_THE TASK:_ Please repeat all of the listing exactly.

_SUPPLIED RECORDS:_
════════════════

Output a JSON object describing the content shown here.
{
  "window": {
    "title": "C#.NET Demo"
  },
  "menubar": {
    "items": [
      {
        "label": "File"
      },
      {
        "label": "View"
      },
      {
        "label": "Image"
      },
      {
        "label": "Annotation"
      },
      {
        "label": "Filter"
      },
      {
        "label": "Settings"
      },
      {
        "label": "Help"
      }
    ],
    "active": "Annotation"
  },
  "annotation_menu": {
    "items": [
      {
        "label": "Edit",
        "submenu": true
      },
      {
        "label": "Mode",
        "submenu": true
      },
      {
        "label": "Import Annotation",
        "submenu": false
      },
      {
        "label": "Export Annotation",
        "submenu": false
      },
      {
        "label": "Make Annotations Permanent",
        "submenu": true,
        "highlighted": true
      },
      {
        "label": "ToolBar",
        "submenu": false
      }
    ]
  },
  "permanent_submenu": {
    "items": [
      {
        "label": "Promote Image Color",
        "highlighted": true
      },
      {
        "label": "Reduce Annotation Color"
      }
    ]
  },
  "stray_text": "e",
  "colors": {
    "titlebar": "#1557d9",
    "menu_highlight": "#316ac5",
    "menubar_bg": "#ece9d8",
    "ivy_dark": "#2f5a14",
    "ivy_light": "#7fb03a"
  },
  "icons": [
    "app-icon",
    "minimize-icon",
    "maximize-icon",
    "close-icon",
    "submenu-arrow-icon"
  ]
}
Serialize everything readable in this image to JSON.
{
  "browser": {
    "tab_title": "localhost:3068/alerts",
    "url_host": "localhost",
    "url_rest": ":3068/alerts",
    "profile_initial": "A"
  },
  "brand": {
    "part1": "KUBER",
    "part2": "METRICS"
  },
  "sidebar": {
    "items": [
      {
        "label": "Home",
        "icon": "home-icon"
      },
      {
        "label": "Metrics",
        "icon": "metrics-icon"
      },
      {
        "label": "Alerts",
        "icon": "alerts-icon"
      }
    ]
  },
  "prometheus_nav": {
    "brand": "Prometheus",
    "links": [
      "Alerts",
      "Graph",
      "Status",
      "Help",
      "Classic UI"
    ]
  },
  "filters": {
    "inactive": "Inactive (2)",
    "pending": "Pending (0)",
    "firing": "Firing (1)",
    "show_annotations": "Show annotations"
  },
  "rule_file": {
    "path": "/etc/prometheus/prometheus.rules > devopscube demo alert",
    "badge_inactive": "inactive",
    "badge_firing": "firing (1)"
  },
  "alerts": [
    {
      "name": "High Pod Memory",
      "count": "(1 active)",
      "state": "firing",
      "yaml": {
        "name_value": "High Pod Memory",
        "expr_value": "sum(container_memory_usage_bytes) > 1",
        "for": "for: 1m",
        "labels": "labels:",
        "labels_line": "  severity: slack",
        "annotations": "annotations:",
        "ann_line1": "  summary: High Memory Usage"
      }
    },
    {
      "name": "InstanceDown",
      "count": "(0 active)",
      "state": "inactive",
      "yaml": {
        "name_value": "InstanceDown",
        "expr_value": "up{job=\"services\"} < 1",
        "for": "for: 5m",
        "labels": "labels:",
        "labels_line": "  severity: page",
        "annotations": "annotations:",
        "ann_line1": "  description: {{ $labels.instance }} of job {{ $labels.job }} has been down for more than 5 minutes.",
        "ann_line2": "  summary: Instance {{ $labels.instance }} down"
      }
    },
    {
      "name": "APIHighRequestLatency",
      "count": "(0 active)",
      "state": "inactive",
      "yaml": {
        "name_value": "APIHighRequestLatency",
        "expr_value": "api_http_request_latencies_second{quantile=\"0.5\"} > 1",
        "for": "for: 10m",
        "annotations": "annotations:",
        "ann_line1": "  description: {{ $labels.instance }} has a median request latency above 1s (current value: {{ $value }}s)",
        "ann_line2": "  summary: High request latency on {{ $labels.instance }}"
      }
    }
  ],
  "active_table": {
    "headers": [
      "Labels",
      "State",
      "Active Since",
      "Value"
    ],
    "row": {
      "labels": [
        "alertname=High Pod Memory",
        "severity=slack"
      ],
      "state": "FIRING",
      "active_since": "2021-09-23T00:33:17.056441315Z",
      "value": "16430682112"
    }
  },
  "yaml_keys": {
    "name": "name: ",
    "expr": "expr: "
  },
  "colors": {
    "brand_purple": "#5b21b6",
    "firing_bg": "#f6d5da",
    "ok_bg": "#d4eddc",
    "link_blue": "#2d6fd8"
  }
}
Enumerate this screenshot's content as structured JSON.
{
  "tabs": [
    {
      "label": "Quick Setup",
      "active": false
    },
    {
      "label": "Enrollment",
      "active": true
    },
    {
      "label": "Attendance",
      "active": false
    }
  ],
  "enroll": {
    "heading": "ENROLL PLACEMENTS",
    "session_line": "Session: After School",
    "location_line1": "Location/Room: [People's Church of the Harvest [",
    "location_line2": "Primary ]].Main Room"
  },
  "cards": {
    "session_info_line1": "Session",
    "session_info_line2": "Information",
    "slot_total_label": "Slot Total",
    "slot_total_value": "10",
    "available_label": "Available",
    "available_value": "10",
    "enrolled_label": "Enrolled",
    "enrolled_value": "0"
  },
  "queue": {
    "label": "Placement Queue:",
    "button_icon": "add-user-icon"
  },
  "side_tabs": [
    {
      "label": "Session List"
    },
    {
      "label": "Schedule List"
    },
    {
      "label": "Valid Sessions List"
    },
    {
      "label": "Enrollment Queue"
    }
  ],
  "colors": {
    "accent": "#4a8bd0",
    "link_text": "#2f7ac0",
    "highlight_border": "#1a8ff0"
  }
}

════════════════

_RESPONSE:_
Output a JSON object describing the content shown here.
{
  "window": {
    "title": "C#.NET Demo"
  },
  "menubar": {
    "items": [
      {
        "label": "File"
      },
      {
        "label": "View"
      },
      {
        "label": "Image"
      },
      {
        "label": "Annotation"
      },
      {
        "label": "Filter"
      },
      {
        "label": "Settings"
      },
      {
        "label": "Help"
      }
    ],
    "active": "Annotation"
  },
  "annotation_menu": {
    "items": [
      {
        "label": "Edit",
        "submenu": true
      },
      {
        "label": "Mode",
        "submenu": true
      },
      {
        "label": "Import Annotation",
        "submenu": false
      },
      {
        "label": "Export Annotation",
        "submenu": false
      },
      {
        "label": "Make Annotations Permanent",
        "submenu": true,
        "highlighted": true
      },
      {
        "label": "ToolBar",
        "submenu": false
      }
    ]
  },
  "permanent_submenu": {
    "items": [
      {
        "label": "Promote Image Color",
        "highlighted": true
      },
      {
        "label": "Reduce Annotation Color"
      }
    ]
  },
  "stray_text": "e",
  "colors": {
    "titlebar": "#1557d9",
    "menu_highlight": "#316ac5",
    "menubar_bg": "#ece9d8",
    "ivy_dark": "#2f5a14",
    "ivy_light": "#7fb03a"
  },
  "icons": [
    "app-icon",
    "minimize-icon",
    "maximize-icon",
    "close-icon",
    "submenu-arrow-icon"
  ]
}
Serialize everything readable in this image to JSON.
{
  "browser": {
    "tab_title": "localhost:3068/alerts",
    "url_host": "localhost",
    "url_rest": ":3068/alerts",
    "profile_initial": "A"
  },
  "brand": {
    "part1": "KUBER",
    "part2": "METRICS"
  },
  "sidebar": {
    "items": [
      {
        "label": "Home",
        "icon": "home-icon"
      },
      {
        "label": "Metrics",
        "icon": "metrics-icon"
      },
      {
        "label": "Alerts",
        "icon": "alerts-icon"
      }
    ]
  },
  "prometheus_nav": {
    "brand": "Prometheus",
    "links": [
      "Alerts",
      "Graph",
      "Status",
      "Help",
      "Classic UI"
    ]
  },
  "filters": {
    "inactive": "Inactive (2)",
    "pending": "Pending (0)",
    "firing": "Firing (1)",
    "show_annotations": "Show annotations"
  },
  "rule_file": {
    "path": "/etc/prometheus/prometheus.rules > devopscube demo alert",
    "badge_inactive": "inactive",
    "badge_firing": "firing (1)"
  },
  "alerts": [
    {
      "name": "High Pod Memory",
      "count": "(1 active)",
      "state": "firing",
      "yaml": {
        "name_value": "High Pod Memory",
        "expr_value": "sum(container_memory_usage_bytes) > 1",
        "for": "for: 1m",
        "labels": "labels:",
        "labels_line": "  severity: slack",
        "annotations": "annotations:",
        "ann_line1": "  summary: High Memory Usage"
      }
    },
    {
      "name": "InstanceDown",
      "count": "(0 active)",
      "state": "inactive",
      "yaml": {
        "name_value": "InstanceDown",
        "expr_value": "up{job=\"services\"} < 1",
        "for": "for: 5m",
        "labels": "labels:",
        "labels_line": "  severity: page",
        "annotations": "annotations:",
        "ann_line1": "  description: {{ $labels.instance }} of job {{ $labels.job }} has been down for more than 5 minutes.",
        "ann_line2": "  summary: Instance {{ $labels.instance }} down"
      }
    },
    {
      "name": "APIHighRequestLatency",
      "count": "(0 active)",
      "state": "inactive",
      "yaml": {
        "name_value": "APIHighRequestLatency",
        "expr_value": "api_http_request_latencies_second{quantile=\"0.5\"} > 1",
        "for": "for: 10m",
        "annotations": "annotations:",
        "ann_line1": "  description: {{ $labels.instance }} has a median request latency above 1s (current value: {{ $value }}s)",
        "ann_line2": "  summary: High request latency on {{ $labels.instance }}"
      }
    }
  ],
  "active_table": {
    "headers": [
      "Labels",
      "State",
      "Active Since",
      "Value"
    ],
    "row": {
      "labels": [
        "alertname=High Pod Memory",
        "severity=slack"
      ],
      "state": "FIRING",
      "active_since": "2021-09-23T00:33:17.056441315Z",
      "value": "16430682112"
    }
  },
  "yaml_keys": {
    "name": "name: ",
    "expr": "expr: "
  },
  "colors": {
    "brand_purple": "#5b21b6",
    "firing_bg": "#f6d5da",
    "ok_bg": "#d4eddc",
    "link_blue": "#2d6fd8"
  }
}
Enumerate this screenshot's content as structured JSON.
{
  "tabs": [
    {
      "label": "Quick Setup",
      "active": false
    },
    {
      "label": "Enrollment",
      "active": true
    },
    {
      "label": "Attendance",
      "active": false
    }
  ],
  "enroll": {
    "heading": "ENROLL PLACEMENTS",
    "session_line": "Session: After School",
    "location_line1": "Location/Room: [People's Church of the Harvest [",
    "location_line2": "Primary ]].Main Room"
  },
  "cards": {
    "session_info_line1": "Session",
    "session_info_line2": "Information",
    "slot_total_label": "Slot Total",
    "slot_total_value": "10",
    "available_label": "Available",
    "available_value": "10",
    "enrolled_label": "Enrolled",
    "enrolled_value": "0"
  },
  "queue": {
    "label": "Placement Queue:",
    "button_icon": "add-user-icon"
  },
  "side_tabs": [
    {
      "label": "Session List"
    },
    {
      "label": "Schedule List"
    },
    {
      "label": "Valid Sessions List"
    },
    {
      "label": "Enrollment Queue"
    }
  ],
  "colors": {
    "accent": "#4a8bd0",
    "link_text": "#2f7ac0",
    "highlight_border": "#1a8ff0"
  }
}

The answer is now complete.